--- Start of DATA TO PROCESS ---

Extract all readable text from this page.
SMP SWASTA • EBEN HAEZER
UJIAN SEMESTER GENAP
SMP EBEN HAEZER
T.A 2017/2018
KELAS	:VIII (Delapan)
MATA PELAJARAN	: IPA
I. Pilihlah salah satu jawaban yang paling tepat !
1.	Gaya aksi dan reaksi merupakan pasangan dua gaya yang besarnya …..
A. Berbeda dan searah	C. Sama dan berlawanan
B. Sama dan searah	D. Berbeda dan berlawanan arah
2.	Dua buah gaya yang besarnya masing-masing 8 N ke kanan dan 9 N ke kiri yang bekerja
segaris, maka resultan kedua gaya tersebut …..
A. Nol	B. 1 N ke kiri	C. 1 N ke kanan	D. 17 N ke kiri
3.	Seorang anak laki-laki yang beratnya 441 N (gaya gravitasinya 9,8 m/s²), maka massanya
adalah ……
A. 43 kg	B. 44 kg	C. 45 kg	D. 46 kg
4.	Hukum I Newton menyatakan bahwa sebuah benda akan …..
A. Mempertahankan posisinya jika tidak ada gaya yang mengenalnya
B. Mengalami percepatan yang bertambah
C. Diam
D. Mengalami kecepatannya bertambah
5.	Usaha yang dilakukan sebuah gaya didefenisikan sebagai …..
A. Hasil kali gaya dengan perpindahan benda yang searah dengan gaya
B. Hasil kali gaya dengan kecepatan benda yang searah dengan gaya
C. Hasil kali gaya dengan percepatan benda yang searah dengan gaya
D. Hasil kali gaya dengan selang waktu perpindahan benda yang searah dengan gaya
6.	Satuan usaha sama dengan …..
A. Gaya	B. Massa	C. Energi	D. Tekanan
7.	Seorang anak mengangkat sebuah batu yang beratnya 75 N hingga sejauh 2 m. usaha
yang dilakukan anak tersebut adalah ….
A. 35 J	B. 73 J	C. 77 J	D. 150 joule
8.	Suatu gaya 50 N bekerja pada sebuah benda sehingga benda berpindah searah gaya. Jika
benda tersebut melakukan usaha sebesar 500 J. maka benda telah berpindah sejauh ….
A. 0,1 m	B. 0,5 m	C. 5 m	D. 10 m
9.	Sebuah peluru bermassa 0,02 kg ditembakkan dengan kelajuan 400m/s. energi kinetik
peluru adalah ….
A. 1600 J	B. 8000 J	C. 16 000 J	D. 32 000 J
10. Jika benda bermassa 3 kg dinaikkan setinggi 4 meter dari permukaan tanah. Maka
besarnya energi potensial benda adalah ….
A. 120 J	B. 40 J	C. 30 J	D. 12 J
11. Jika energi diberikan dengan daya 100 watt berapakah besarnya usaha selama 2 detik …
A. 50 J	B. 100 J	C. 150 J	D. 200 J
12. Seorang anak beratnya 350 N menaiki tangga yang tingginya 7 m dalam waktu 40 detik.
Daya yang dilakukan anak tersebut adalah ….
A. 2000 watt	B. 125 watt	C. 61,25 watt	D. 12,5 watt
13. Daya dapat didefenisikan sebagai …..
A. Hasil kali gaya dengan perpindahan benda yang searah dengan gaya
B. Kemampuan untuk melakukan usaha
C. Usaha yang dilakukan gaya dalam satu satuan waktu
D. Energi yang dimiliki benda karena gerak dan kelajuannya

--- End of DATA TO PROCESS ---

## PROBLEM
Write out every entry exactly as given.

## ANSWER BELOW
Extract all readable text from this page.
SMP SWASTA • EBEN HAEZER
UJIAN SEMESTER GENAP
SMP EBEN HAEZER
T.A 2017/2018
KELAS	:VIII (Delapan)
MATA PELAJARAN	: IPA
I. Pilihlah salah satu jawaban yang paling tepat !
1.	Gaya aksi dan reaksi merupakan pasangan dua gaya yang besarnya …..
A. Berbeda dan searah	C. Sama dan berlawanan
B. Sama dan searah	D. Berbeda dan berlawanan arah
2.	Dua buah gaya yang besarnya masing-masing 8 N ke kanan dan 9 N ke kiri yang bekerja
segaris, maka resultan kedua gaya tersebut …..
A. Nol	B. 1 N ke kiri	C. 1 N ke kanan	D. 17 N ke kiri
3.	Seorang anak laki-laki yang beratnya 441 N (gaya gravitasinya 9,8 m/s²), maka massanya
adalah ……
A. 43 kg	B. 44 kg	C. 45 kg	D. 46 kg
4.	Hukum I Newton menyatakan bahwa sebuah benda akan …..
A. Mempertahankan posisinya jika tidak ada gaya yang mengenalnya
B. Mengalami percepatan yang bertambah
C. Diam
D. Mengalami kecepatannya bertambah
5.	Usaha yang dilakukan sebuah gaya didefenisikan sebagai …..
A. Hasil kali gaya dengan perpindahan benda yang searah dengan gaya
B. Hasil kali gaya dengan kecepatan benda yang searah dengan gaya
C. Hasil kali gaya dengan percepatan benda yang searah dengan gaya
D. Hasil kali gaya dengan selang waktu perpindahan benda yang searah dengan gaya
6.	Satuan usaha sama dengan …..
A. Gaya	B. Massa	C. Energi	D. Tekanan
7.	Seorang anak mengangkat sebuah batu yang beratnya 75 N hingga sejauh 2 m. usaha
yang dilakukan anak tersebut adalah ….
A. 35 J	B. 73 J	C. 77 J	D. 150 joule
8.	Suatu gaya 50 N bekerja pada sebuah benda sehingga benda berpindah searah gaya. Jika
benda tersebut melakukan usaha sebesar 500 J. maka benda telah berpindah sejauh ….
A. 0,1 m	B. 0,5 m	C. 5 m	D. 10 m
9.	Sebuah peluru bermassa 0,02 kg ditembakkan dengan kelajuan 400m/s. energi kinetik
peluru adalah ….
A. 1600 J	B. 8000 J	C. 16 000 J	D. 32 000 J
10. Jika benda bermassa 3 kg dinaikkan setinggi 4 meter dari permukaan tanah. Maka
besarnya energi potensial benda adalah ….
A. 120 J	B. 40 J	C. 30 J	D. 12 J
11. Jika energi diberikan dengan daya 100 watt berapakah besarnya usaha selama 2 detik …
A. 50 J	B. 100 J	C. 150 J	D. 200 J
12. Seorang anak beratnya 350 N menaiki tangga yang tingginya 7 m dalam waktu 40 detik.
Daya yang dilakukan anak tersebut adalah ….
A. 2000 watt	B. 125 watt	C. 61,25 watt	D. 12,5 watt
13. Daya dapat didefenisikan sebagai …..
A. Hasil kali gaya dengan perpindahan benda yang searah dengan gaya
B. Kemampuan untuk melakukan usaha
C. Usaha yang dilakukan gaya dalam satu satuan waktu
D. Energi yang dimiliki benda karena gerak dan kelajuannya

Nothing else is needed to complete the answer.